STATED EXERCISE ▸ Write every record out again exactly, and keep images out of it.

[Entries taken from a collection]
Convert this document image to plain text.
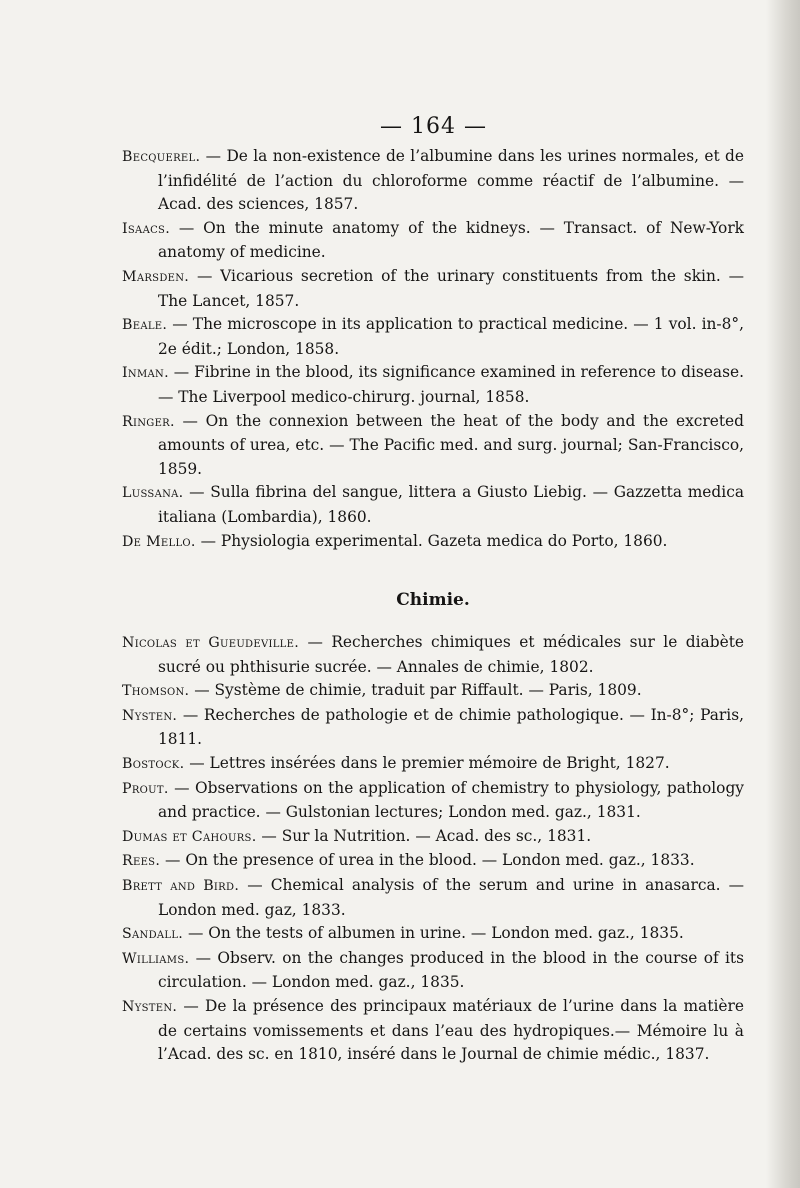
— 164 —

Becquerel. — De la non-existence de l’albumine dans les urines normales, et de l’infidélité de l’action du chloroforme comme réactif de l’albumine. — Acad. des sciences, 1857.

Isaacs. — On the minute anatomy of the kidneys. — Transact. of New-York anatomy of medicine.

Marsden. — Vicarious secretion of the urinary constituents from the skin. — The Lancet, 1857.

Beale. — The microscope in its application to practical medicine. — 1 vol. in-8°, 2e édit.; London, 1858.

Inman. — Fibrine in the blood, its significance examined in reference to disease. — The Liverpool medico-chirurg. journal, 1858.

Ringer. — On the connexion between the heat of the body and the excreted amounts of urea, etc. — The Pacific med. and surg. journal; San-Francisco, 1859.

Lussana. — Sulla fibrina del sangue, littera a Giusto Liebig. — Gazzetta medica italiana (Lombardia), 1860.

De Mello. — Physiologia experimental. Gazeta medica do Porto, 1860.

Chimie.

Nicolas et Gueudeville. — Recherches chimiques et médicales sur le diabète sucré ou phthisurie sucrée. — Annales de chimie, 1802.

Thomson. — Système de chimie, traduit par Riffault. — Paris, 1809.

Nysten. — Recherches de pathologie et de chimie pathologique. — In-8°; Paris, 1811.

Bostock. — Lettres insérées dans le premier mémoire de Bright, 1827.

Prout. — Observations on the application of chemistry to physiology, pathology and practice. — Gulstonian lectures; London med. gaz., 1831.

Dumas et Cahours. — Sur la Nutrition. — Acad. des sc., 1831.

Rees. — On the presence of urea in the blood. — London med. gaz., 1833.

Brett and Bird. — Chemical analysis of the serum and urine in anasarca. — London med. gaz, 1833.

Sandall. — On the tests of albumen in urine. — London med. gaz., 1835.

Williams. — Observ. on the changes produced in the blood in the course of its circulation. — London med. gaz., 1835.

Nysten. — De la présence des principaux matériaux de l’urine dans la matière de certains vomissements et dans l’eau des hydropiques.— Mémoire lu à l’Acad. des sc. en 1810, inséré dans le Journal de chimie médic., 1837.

SOLUTION FOR THIS PROBLEM ▸
Convert this document image to plain text.
— 164 —

Becquerel. — De la non-existence de l’albumine dans les urines normales, et de l’infidélité de l’action du chloroforme comme réactif de l’albumine. — Acad. des sciences, 1857.

Isaacs. — On the minute anatomy of the kidneys. — Transact. of New-York anatomy of medicine.

Marsden. — Vicarious secretion of the urinary constituents from the skin. — The Lancet, 1857.

Beale. — The microscope in its application to practical medicine. — 1 vol. in-8°, 2e édit.; London, 1858.

Inman. — Fibrine in the blood, its significance examined in reference to disease. — The Liverpool medico-chirurg. journal, 1858.

Ringer. — On the connexion between the heat of the body and the excreted amounts of urea, etc. — The Pacific med. and surg. journal; San-Francisco, 1859.

Lussana. — Sulla fibrina del sangue, littera a Giusto Liebig. — Gazzetta medica italiana (Lombardia), 1860.

De Mello. — Physiologia experimental. Gazeta medica do Porto, 1860.

Chimie.

Nicolas et Gueudeville. — Recherches chimiques et médicales sur le diabète sucré ou phthisurie sucrée. — Annales de chimie, 1802.

Thomson. — Système de chimie, traduit par Riffault. — Paris, 1809.

Nysten. — Recherches de pathologie et de chimie pathologique. — In-8°; Paris, 1811.

Bostock. — Lettres insérées dans le premier mémoire de Bright, 1827.

Prout. — Observations on the application of chemistry to physiology, pathology and practice. — Gulstonian lectures; London med. gaz., 1831.

Dumas et Cahours. — Sur la Nutrition. — Acad. des sc., 1831.

Rees. — On the presence of urea in the blood. — London med. gaz., 1833.

Brett and Bird. — Chemical analysis of the serum and urine in anasarca. — London med. gaz, 1833.

Sandall. — On the tests of albumen in urine. — London med. gaz., 1835.

Williams. — Observ. on the changes produced in the blood in the course of its circulation. — London med. gaz., 1835.

Nysten. — De la présence des principaux matériaux de l’urine dans la matière de certains vomissements et dans l’eau des hydropiques.— Mémoire lu à l’Acad. des sc. en 1810, inséré dans le Journal de chimie médic., 1837.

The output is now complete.